§ Exercise
Convert the lines below into a Markdown table with the columns Row and Line. Put a row number in Row, put each line in Line, and leave out any blank lines.

:: Extracted records

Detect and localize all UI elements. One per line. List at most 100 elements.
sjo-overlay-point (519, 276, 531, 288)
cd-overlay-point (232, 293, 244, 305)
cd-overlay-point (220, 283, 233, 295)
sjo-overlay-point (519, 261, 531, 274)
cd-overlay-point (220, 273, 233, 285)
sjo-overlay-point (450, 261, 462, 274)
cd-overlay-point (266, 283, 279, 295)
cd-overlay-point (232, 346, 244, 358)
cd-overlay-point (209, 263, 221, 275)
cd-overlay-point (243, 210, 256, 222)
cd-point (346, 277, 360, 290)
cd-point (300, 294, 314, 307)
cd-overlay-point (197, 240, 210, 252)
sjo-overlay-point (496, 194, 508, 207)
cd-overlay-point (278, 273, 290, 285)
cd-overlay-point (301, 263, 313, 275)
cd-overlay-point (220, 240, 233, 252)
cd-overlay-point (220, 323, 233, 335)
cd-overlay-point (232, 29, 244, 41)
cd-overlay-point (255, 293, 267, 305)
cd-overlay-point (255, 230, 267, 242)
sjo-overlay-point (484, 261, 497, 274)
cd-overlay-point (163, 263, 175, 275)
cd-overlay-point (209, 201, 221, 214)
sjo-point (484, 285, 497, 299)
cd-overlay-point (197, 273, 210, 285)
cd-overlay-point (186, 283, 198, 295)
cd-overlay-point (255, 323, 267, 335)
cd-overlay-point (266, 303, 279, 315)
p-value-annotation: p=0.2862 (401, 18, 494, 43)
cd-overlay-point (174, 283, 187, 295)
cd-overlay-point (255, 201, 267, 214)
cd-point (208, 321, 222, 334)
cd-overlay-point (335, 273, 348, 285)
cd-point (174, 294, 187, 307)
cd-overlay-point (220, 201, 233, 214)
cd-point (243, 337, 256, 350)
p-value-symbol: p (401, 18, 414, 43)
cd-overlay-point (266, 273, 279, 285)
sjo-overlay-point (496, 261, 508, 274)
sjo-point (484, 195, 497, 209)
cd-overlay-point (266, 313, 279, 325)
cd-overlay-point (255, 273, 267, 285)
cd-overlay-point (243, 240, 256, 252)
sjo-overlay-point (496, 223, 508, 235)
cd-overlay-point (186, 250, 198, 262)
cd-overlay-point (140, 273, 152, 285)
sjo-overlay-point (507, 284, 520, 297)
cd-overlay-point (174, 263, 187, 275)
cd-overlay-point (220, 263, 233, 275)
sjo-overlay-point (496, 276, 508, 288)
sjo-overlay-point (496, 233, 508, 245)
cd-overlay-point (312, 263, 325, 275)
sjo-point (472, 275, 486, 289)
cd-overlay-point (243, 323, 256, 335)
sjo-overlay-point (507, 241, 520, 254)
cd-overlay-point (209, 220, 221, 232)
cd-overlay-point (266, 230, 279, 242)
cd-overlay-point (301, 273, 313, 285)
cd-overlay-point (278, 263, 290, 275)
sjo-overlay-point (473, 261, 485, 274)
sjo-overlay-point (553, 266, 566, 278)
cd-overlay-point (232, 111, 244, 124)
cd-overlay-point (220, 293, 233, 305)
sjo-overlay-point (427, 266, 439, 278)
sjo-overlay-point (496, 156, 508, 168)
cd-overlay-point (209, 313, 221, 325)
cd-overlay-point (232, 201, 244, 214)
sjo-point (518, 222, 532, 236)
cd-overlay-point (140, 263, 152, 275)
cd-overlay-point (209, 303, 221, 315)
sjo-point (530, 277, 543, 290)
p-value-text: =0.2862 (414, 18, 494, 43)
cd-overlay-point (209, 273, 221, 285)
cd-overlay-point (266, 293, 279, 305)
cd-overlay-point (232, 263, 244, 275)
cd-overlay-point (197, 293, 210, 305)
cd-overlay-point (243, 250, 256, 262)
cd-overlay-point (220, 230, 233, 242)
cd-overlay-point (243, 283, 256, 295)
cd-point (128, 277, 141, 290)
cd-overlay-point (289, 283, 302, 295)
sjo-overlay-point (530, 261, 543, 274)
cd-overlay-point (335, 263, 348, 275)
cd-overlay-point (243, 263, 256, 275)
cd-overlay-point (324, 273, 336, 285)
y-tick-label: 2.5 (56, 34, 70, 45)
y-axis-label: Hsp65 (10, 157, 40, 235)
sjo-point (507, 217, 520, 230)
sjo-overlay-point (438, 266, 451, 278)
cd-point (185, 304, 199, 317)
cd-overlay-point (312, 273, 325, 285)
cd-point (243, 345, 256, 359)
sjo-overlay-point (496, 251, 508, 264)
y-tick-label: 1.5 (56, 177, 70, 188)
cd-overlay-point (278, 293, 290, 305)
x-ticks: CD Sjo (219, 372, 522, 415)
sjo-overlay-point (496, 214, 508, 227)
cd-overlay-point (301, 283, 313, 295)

::::

§ Result of this exercise
| Row | Line |
|---|---|
| 1 | Detect and localize all UI elements. One per line. List at most 100 elements. |
| 2 | sjo-overlay-point (519, 276, 531, 288) |
| 3 | cd-overlay-point (232, 293, 244, 305) |
| 4 | cd-overlay-point (220, 283, 233, 295) |
| 5 | sjo-overlay-point (519, 261, 531, 274) |
| 6 | cd-overlay-point (220, 273, 233, 285) |
| 7 | sjo-overlay-point (450, 261, 462, 274) |
| 8 | cd-overlay-point (266, 283, 279, 295) |
| 9 | cd-overlay-point (232, 346, 244, 358) |
| 10 | cd-overlay-point (209, 263, 221, 275) |
| 11 | cd-overlay-point (243, 210, 256, 222) |
| 12 | cd-point (346, 277, 360, 290) |
| 13 | cd-point (300, 294, 314, 307) |
| 14 | cd-overlay-point (197, 240, 210, 252) |
| 15 | sjo-overlay-point (496, 194, 508, 207) |
| 16 | cd-overlay-point (278, 273, 290, 285) |
| 17 | cd-overlay-point (301, 263, 313, 275) |
| 18 | cd-overlay-point (220, 240, 233, 252) |
| 19 | cd-overlay-point (220, 323, 233, 335) |
| 20 | cd-overlay-point (232, 29, 244, 41) |
| 21 | cd-overlay-point (255, 293, 267, 305) |
| 22 | cd-overlay-point (255, 230, 267, 242) |
| 23 | sjo-overlay-point (484, 261, 497, 274) |
| 24 | cd-overlay-point (163, 263, 175, 275) |
| 25 | cd-overlay-point (209, 201, 221, 214) |
| 26 | sjo-point (484, 285, 497, 299) |
| 27 | cd-overlay-point (197, 273, 210, 285) |
| 28 | cd-overlay-point (186, 283, 198, 295) |
| 29 | cd-overlay-point (255, 323, 267, 335) |
| 30 | cd-overlay-point (266, 303, 279, 315) |
| 31 | p-value-annotation: p=0.2862 (401, 18, 494, 43) |
| 32 | cd-overlay-point (174, 283, 187, 295) |
| 33 | cd-overlay-point (255, 201, 267, 214) |
| 34 | cd-point (208, 321, 222, 334) |
| 35 | cd-overlay-point (335, 273, 348, 285) |
| 36 | cd-point (174, 294, 187, 307) |
| 37 | cd-overlay-point (220, 201, 233, 214) |
| 38 | cd-point (243, 337, 256, 350) |
| 39 | p-value-symbol: p (401, 18, 414, 43) |
| 40 | cd-overlay-point (266, 273, 279, 285) |
| 41 | sjo-overlay-point (496, 261, 508, 274) |
| 42 | sjo-point (484, 195, 497, 209) |
| 43 | cd-overlay-point (266, 313, 279, 325) |
| 44 | cd-overlay-point (255, 273, 267, 285) |
| 45 | cd-overlay-point (243, 240, 256, 252) |
| 46 | sjo-overlay-point (496, 223, 508, 235) |
| 47 | cd-overlay-point (186, 250, 198, 262) |
| 48 | cd-overlay-point (140, 273, 152, 285) |
| 49 | sjo-overlay-point (507, 284, 520, 297) |
| 50 | cd-overlay-point (174, 263, 187, 275) |
| 51 | cd-overlay-point (220, 263, 233, 275) |
| 52 | sjo-overlay-point (496, 276, 508, 288) |
| 53 | sjo-overlay-point (496, 233, 508, 245) |
| 54 | cd-overlay-point (312, 263, 325, 275) |
| 55 | sjo-point (472, 275, 486, 289) |
| 56 | cd-overlay-point (243, 323, 256, 335) |
| 57 | sjo-overlay-point (507, 241, 520, 254) |
| 58 | cd-overlay-point (209, 220, 221, 232) |
| 59 | cd-overlay-point (266, 230, 279, 242) |
| 60 | cd-overlay-point (301, 273, 313, 285) |
| 61 | cd-overlay-point (278, 263, 290, 275) |
| 62 | sjo-overlay-point (473, 261, 485, 274) |
| 63 | sjo-overlay-point (553, 266, 566, 278) |
| 64 | cd-overlay-point (232, 111, 244, 124) |
| 65 | cd-overlay-point (220, 293, 233, 305) |
| 66 | sjo-overlay-point (427, 266, 439, 278) |
| 67 | sjo-overlay-point (496, 156, 508, 168) |
| 68 | cd-overlay-point (209, 313, 221, 325) |
| 69 | cd-overlay-point (232, 201, 244, 214) |
| 70 | sjo-point (518, 222, 532, 236) |
| 71 | cd-overlay-point (140, 263, 152, 275) |
| 72 | cd-overlay-point (209, 303, 221, 315) |
| 73 | sjo-point (530, 277, 543, 290) |
| 74 | p-value-text: =0.2862 (414, 18, 494, 43) |
| 75 | cd-overlay-point (209, 273, 221, 285) |
| 76 | cd-overlay-point (266, 293, 279, 305) |
| 77 | cd-overlay-point (232, 263, 244, 275) |
| 78 | cd-overlay-point (197, 293, 210, 305) |
| 79 | cd-overlay-point (243, 250, 256, 262) |
| 80 | cd-overlay-point (220, 230, 233, 242) |
| 81 | cd-overlay-point (243, 283, 256, 295) |
| 82 | cd-point (128, 277, 141, 290) |
| 83 | cd-overlay-point (289, 283, 302, 295) |
| 84 | sjo-overlay-point (530, 261, 543, 274) |
| 85 | cd-overlay-point (335, 263, 348, 275) |
| 86 | cd-overlay-point (243, 263, 256, 275) |
| 87 | cd-overlay-point (324, 273, 336, 285) |
| 88 | y-tick-label: 2.5 (56, 34, 70, 45) |
| 89 | y-axis-label: Hsp65 (10, 157, 40, 235) |
| 90 | sjo-point (507, 217, 520, 230) |
| 91 | sjo-overlay-point (438, 266, 451, 278) |
| 92 | cd-point (185, 304, 199, 317) |
| 93 | cd-overlay-point (312, 273, 325, 285) |
| 94 | cd-point (243, 345, 256, 359) |
| 95 | sjo-overlay-point (496, 251, 508, 264) |
| 96 | y-tick-label: 1.5 (56, 177, 70, 188) |
| 97 | cd-overlay-point (278, 293, 290, 305) |
| 98 | x-ticks: CD Sjo (219, 372, 522, 415) |
| 99 | sjo-overlay-point (496, 214, 508, 227) |
| 100 | cd-overlay-point (301, 283, 313, 295) |